▶ **Exercise goal**: The required output is a single number: how many lines of the material contain the string "control".

^^^^

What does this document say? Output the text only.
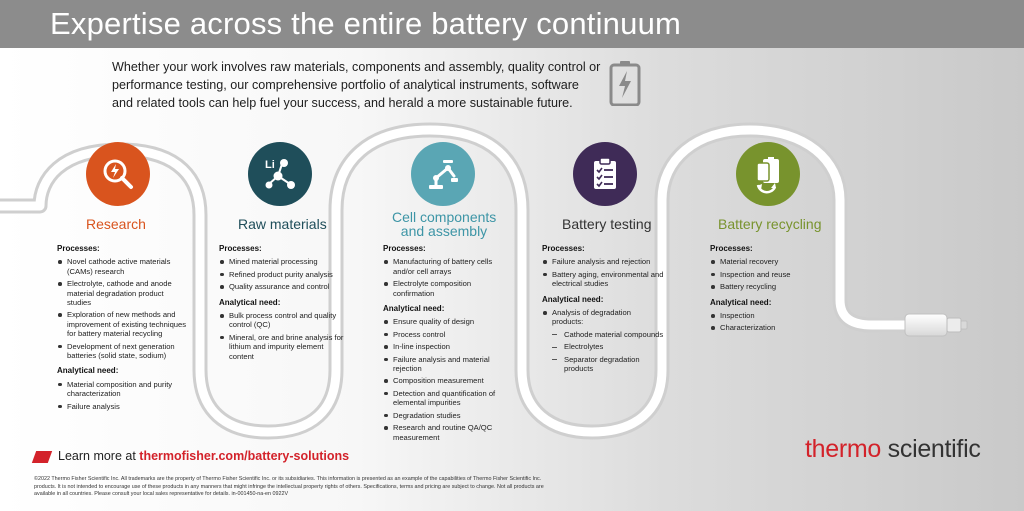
Expertise across the entire battery continuum

Whether your work involves raw materials, components and assembly, quality control or performance testing, our comprehensive portfolio of analytical instruments, software and related tools can help fuel your success, and herald a more sustainable future.

Research
Processes:
Novel cathode active materials (CAMs) research
Electrolyte, cathode and anode material degradation product studies
Exploration of new methods and improvement of existing techniques for battery material recycling
Development of next generation batteries (solid state, sodium)
Analytical need:
Material composition and purity characterization
Failure analysis
Li
Raw materials
Processes:
Mined material processing
Refined product purity analysis
Quality assurance and control
Analytical need:
Bulk process control and quality control (QC)
Mineral, ore and brine analysis for lithium and impurity element content
Cell components
and assembly
Processes:
Manufacturing of battery cells and/or cell arrays
Electrolyte composition confirmation
Analytical need:
Ensure quality of design
Process control
In-line inspection
Failure analysis and material rejection
Composition measurement
Detection and quantification of elemental impurities
Degradation studies
Research and routine QA/QC measurement
Battery testing
Processes:
Failure analysis and rejection
Battery aging, environmental and electrical studies
Analytical need:
Analysis of degradation products:
Cathode material compounds
Electrolytes
Separator degradation products
Battery recycling
Processes:
Material recovery
Inspection and reuse
Battery recycling
Analytical need:
Inspection
Characterization
Learn more at thermofisher.com/battery-solutions

©2022 Thermo Fisher Scientific Inc. All trademarks are the property of Thermo Fisher Scientific Inc. or its subsidiaries. This information is presented as an example of the capabilities of Thermo Fisher Scientific Inc. products. It is not intended to encourage use of these products in any manners that might infringe the intellectual property rights of others. Specifications, terms and pricing are subject to change. Not all products are available in all countries. Please consult your local sales representative for details. in-001450-na-en 0922V

thermo scientific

^^^^

▶ **Solved exercise**: 4